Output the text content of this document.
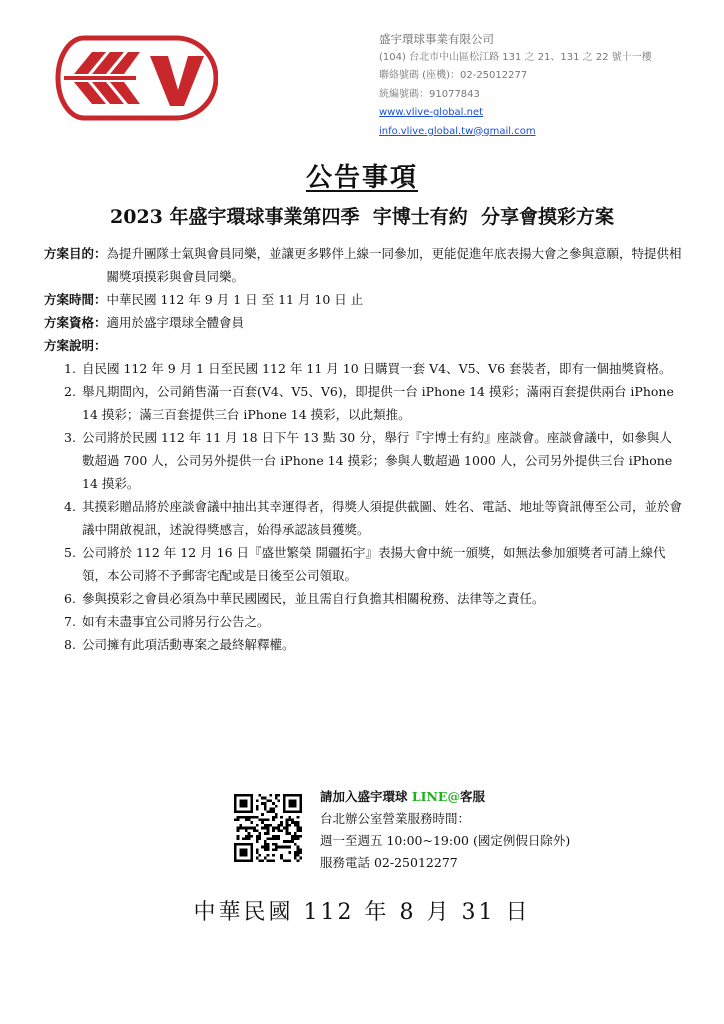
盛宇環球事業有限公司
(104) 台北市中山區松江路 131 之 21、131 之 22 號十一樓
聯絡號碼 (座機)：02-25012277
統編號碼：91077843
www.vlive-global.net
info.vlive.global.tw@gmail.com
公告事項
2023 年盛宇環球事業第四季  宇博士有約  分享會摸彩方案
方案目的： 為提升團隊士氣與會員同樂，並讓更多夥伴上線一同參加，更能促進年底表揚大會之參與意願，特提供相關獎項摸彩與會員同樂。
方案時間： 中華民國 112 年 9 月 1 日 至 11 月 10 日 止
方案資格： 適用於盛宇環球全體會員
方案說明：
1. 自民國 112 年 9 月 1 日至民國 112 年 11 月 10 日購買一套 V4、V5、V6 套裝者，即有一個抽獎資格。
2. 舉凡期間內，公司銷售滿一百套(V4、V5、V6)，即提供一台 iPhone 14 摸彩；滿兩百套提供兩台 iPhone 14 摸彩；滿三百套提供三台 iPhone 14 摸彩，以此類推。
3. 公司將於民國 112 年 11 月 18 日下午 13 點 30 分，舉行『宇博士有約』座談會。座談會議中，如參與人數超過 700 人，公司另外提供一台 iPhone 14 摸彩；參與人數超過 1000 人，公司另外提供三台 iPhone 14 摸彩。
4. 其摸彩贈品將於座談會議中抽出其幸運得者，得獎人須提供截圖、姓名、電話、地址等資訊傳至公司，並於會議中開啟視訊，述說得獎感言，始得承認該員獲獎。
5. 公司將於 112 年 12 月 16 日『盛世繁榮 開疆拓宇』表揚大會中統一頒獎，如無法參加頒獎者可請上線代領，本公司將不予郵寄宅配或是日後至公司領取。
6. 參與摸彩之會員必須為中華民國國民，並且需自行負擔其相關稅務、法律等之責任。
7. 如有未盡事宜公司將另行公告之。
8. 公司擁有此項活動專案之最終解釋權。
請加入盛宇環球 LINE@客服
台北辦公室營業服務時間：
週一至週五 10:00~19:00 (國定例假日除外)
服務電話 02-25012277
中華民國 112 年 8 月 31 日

○ ○ ○ ○ ○

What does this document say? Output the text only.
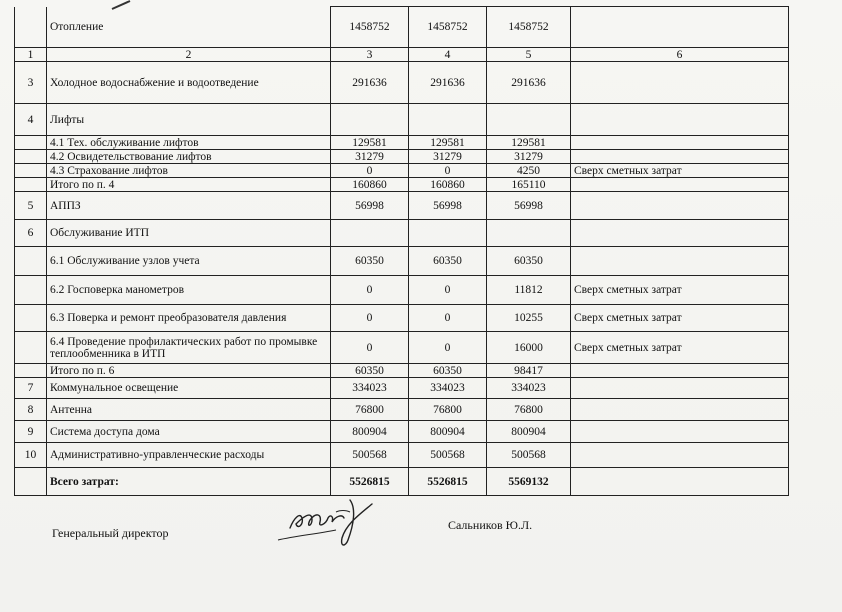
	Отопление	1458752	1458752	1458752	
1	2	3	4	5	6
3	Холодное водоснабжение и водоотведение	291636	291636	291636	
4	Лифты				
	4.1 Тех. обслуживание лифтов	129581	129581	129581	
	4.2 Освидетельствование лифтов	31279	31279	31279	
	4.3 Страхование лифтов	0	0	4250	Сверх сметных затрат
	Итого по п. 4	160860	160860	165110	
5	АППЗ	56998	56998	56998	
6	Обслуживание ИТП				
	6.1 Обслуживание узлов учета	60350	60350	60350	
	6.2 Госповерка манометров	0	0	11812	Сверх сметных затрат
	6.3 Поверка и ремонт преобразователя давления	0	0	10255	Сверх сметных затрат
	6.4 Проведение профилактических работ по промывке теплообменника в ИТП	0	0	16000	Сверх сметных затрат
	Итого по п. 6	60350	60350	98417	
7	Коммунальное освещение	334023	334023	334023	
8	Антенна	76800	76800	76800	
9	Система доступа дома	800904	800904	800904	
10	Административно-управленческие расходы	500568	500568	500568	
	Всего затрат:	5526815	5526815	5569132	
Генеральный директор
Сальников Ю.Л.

○ ○ ○ ○ ○

▶ Written instruction
Which lines above contain "Сверх"? Show each of them.

▶ The solution
	4.3 Страхование лифтов	0	0	4250	Сверх сметных затрат
	6.2 Госповерка манометров	0	0	11812	Сверх сметных затрат
	6.3 Поверка и ремонт преобразователя давления	0	0	10255	Сверх сметных затрат
	6.4 Проведение профилактических работ по промывке теплообменника в ИТП	0	0	16000	Сверх сметных затрат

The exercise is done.